* **AIM OF THE EXERCISE**:
Gather every line that includes the word "inches", please.

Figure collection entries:
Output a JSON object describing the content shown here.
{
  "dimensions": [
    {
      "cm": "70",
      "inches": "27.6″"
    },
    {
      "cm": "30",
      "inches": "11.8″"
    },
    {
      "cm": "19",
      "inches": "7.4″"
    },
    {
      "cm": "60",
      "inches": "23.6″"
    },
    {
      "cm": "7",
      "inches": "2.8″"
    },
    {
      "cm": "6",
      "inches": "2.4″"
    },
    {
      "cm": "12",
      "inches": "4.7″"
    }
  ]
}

* **SOLVED EXERCISE**:
      "inches": "27.6″"
      "inches": "11.8″"
      "inches": "7.4″"
      "inches": "23.6″"
      "inches": "2.8″"
      "inches": "2.4″"
      "inches": "4.7″"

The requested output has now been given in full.